◆ CHALLENGE:
Repeat the records below exactly, leaving out every picture.

— START OF DATASET ROWS —

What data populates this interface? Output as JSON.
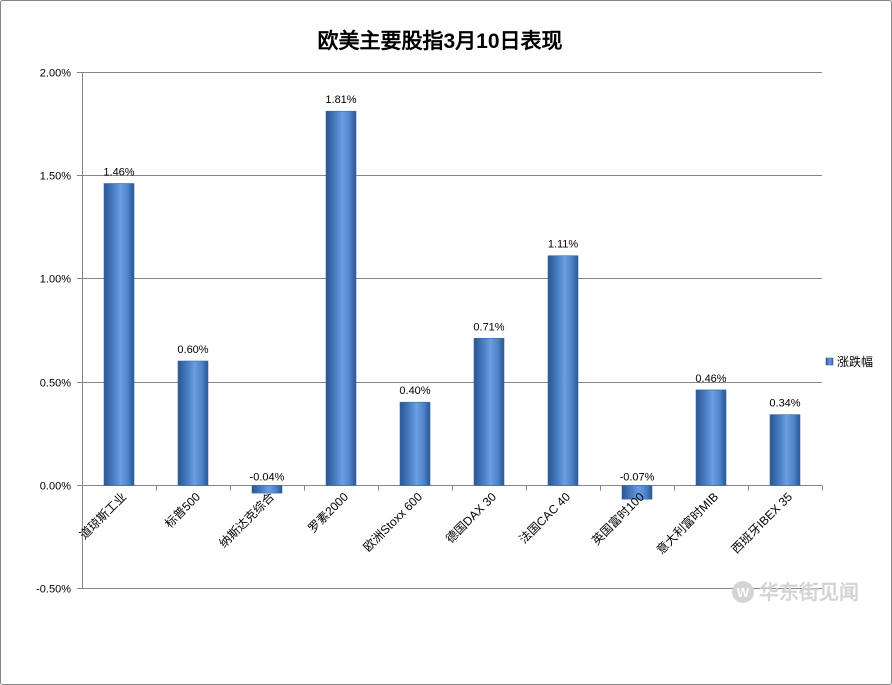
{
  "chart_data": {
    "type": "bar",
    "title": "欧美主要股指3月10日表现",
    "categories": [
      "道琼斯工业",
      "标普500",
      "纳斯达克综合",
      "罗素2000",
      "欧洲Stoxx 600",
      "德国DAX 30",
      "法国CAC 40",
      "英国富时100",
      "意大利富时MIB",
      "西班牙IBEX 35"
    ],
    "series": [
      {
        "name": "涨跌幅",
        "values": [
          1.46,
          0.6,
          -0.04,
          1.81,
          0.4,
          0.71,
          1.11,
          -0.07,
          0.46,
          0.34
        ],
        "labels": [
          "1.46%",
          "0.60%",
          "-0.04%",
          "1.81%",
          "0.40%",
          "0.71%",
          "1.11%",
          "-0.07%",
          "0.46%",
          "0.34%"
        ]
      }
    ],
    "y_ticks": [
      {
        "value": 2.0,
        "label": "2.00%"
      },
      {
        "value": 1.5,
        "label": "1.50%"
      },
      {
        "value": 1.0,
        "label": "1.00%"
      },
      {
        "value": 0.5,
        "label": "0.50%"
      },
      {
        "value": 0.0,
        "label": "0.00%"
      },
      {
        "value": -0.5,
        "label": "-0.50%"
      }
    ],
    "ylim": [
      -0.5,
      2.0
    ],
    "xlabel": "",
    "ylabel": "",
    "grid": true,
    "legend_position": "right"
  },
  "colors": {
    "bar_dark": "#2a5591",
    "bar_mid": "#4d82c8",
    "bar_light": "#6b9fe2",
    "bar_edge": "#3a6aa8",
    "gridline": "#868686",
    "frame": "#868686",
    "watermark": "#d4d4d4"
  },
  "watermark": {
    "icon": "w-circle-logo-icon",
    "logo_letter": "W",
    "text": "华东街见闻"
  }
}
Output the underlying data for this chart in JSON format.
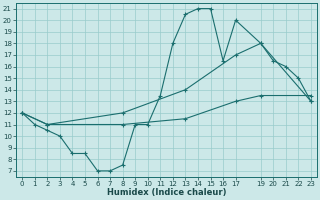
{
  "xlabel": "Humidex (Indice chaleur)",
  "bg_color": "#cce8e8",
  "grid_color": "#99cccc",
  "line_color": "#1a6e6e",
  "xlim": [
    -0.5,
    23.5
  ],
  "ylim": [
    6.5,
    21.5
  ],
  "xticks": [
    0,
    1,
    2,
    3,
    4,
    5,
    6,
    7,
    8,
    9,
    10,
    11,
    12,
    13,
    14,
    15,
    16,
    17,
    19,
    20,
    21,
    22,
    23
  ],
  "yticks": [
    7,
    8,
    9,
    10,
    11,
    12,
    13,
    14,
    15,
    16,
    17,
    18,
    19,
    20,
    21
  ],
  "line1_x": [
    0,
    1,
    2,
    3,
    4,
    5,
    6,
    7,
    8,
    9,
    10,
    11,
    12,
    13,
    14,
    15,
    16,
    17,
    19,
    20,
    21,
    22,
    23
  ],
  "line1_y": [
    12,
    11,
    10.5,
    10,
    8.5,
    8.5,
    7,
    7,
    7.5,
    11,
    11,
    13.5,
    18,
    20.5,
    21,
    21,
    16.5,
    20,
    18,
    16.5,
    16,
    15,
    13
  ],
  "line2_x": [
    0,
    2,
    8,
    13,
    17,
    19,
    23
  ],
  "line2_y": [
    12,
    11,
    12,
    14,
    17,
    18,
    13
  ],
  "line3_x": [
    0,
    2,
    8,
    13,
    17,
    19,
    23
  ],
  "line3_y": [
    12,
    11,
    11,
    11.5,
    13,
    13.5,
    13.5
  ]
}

— END OF DATASET ROWS —

◆ RESULT BELOW:
What data populates this interface? Output as JSON.
{
  "chart_data": {
    "type": "bar",
    "title": "欧美主要股指3月10日表现",
    "categories": [
      "道琼斯工业",
      "标普500",
      "纳斯达克综合",
      "罗素2000",
      "欧洲Stoxx 600",
      "德国DAX 30",
      "法国CAC 40",
      "英国富时100",
      "意大利富时MIB",
      "西班牙IBEX 35"
    ],
    "series": [
      {
        "name": "涨跌幅",
        "values": [
          1.46,
          0.6,
          -0.04,
          1.81,
          0.4,
          0.71,
          1.11,
          -0.07,
          0.46,
          0.34
        ],
        "labels": [
          "1.46%",
          "0.60%",
          "-0.04%",
          "1.81%",
          "0.40%",
          "0.71%",
          "1.11%",
          "-0.07%",
          "0.46%",
          "0.34%"
        ]
      }
    ],
    "y_ticks": [
      {
        "value": 2.0,
        "label": "2.00%"
      },
      {
        "value": 1.5,
        "label": "1.50%"
      },
      {
        "value": 1.0,
        "label": "1.00%"
      },
      {
        "value": 0.5,
        "label": "0.50%"
      },
      {
        "value": 0.0,
        "label": "0.00%"
      },
      {
        "value": -0.5,
        "label": "-0.50%"
      }
    ],
    "ylim": [
      -0.5,
      2.0
    ],
    "xlabel": "",
    "ylabel": "",
    "grid": true,
    "legend_position": "right"
  },
  "colors": {
    "bar_dark": "#2a5591",
    "bar_mid": "#4d82c8",
    "bar_light": "#6b9fe2",
    "bar_edge": "#3a6aa8",
    "gridline": "#868686",
    "frame": "#868686",
    "watermark": "#d4d4d4"
  },
  "watermark": {
    "icon": "w-circle-logo-icon",
    "logo_letter": "W",
    "text": "华东街见闻"
  }
}
Output the underlying data for this chart in JSON format.
{
  "xlabel": "Humidex (Indice chaleur)",
  "bg_color": "#cce8e8",
  "grid_color": "#99cccc",
  "line_color": "#1a6e6e",
  "xlim": [
    -0.5,
    23.5
  ],
  "ylim": [
    6.5,
    21.5
  ],
  "xticks": [
    0,
    1,
    2,
    3,
    4,
    5,
    6,
    7,
    8,
    9,
    10,
    11,
    12,
    13,
    14,
    15,
    16,
    17,
    19,
    20,
    21,
    22,
    23
  ],
  "yticks": [
    7,
    8,
    9,
    10,
    11,
    12,
    13,
    14,
    15,
    16,
    17,
    18,
    19,
    20,
    21
  ],
  "line1_x": [
    0,
    1,
    2,
    3,
    4,
    5,
    6,
    7,
    8,
    9,
    10,
    11,
    12,
    13,
    14,
    15,
    16,
    17,
    19,
    20,
    21,
    22,
    23
  ],
  "line1_y": [
    12,
    11,
    10.5,
    10,
    8.5,
    8.5,
    7,
    7,
    7.5,
    11,
    11,
    13.5,
    18,
    20.5,
    21,
    21,
    16.5,
    20,
    18,
    16.5,
    16,
    15,
    13
  ],
  "line2_x": [
    0,
    2,
    8,
    13,
    17,
    19,
    23
  ],
  "line2_y": [
    12,
    11,
    12,
    14,
    17,
    18,
    13
  ],
  "line3_x": [
    0,
    2,
    8,
    13,
    17,
    19,
    23
  ],
  "line3_y": [
    12,
    11,
    11,
    11.5,
    13,
    13.5,
    13.5
  ]
}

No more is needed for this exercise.